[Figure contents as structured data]
━━━━━━━━━━━━━━━━

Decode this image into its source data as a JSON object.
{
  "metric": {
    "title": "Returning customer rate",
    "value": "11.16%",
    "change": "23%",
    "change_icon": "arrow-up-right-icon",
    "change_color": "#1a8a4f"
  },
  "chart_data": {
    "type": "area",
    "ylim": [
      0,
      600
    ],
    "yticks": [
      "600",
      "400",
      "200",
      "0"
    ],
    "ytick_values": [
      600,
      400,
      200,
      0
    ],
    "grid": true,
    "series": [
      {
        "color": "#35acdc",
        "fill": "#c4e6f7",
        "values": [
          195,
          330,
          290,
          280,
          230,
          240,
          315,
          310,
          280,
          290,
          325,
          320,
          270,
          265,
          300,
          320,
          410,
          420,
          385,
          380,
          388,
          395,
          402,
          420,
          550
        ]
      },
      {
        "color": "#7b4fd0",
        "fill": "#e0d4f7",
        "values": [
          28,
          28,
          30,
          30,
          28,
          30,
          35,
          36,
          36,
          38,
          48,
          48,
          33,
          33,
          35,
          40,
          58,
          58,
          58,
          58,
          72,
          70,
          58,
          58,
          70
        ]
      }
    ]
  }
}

━━━━━━━━━━━━━━━━

What is being asked = Provide all the records again, word for word.

Solution =
Decode this image into its source data as a JSON object.
{
  "metric": {
    "title": "Returning customer rate",
    "value": "11.16%",
    "change": "23%",
    "change_icon": "arrow-up-right-icon",
    "change_color": "#1a8a4f"
  },
  "chart_data": {
    "type": "area",
    "ylim": [
      0,
      600
    ],
    "yticks": [
      "600",
      "400",
      "200",
      "0"
    ],
    "ytick_values": [
      600,
      400,
      200,
      0
    ],
    "grid": true,
    "series": [
      {
        "color": "#35acdc",
        "fill": "#c4e6f7",
        "values": [
          195,
          330,
          290,
          280,
          230,
          240,
          315,
          310,
          280,
          290,
          325,
          320,
          270,
          265,
          300,
          320,
          410,
          420,
          385,
          380,
          388,
          395,
          402,
          420,
          550
        ]
      },
      {
        "color": "#7b4fd0",
        "fill": "#e0d4f7",
        "values": [
          28,
          28,
          30,
          30,
          28,
          30,
          35,
          36,
          36,
          38,
          48,
          48,
          33,
          33,
          35,
          40,
          58,
          58,
          58,
          58,
          72,
          70,
          58,
          58,
          70
        ]
      }
    ]
  }
}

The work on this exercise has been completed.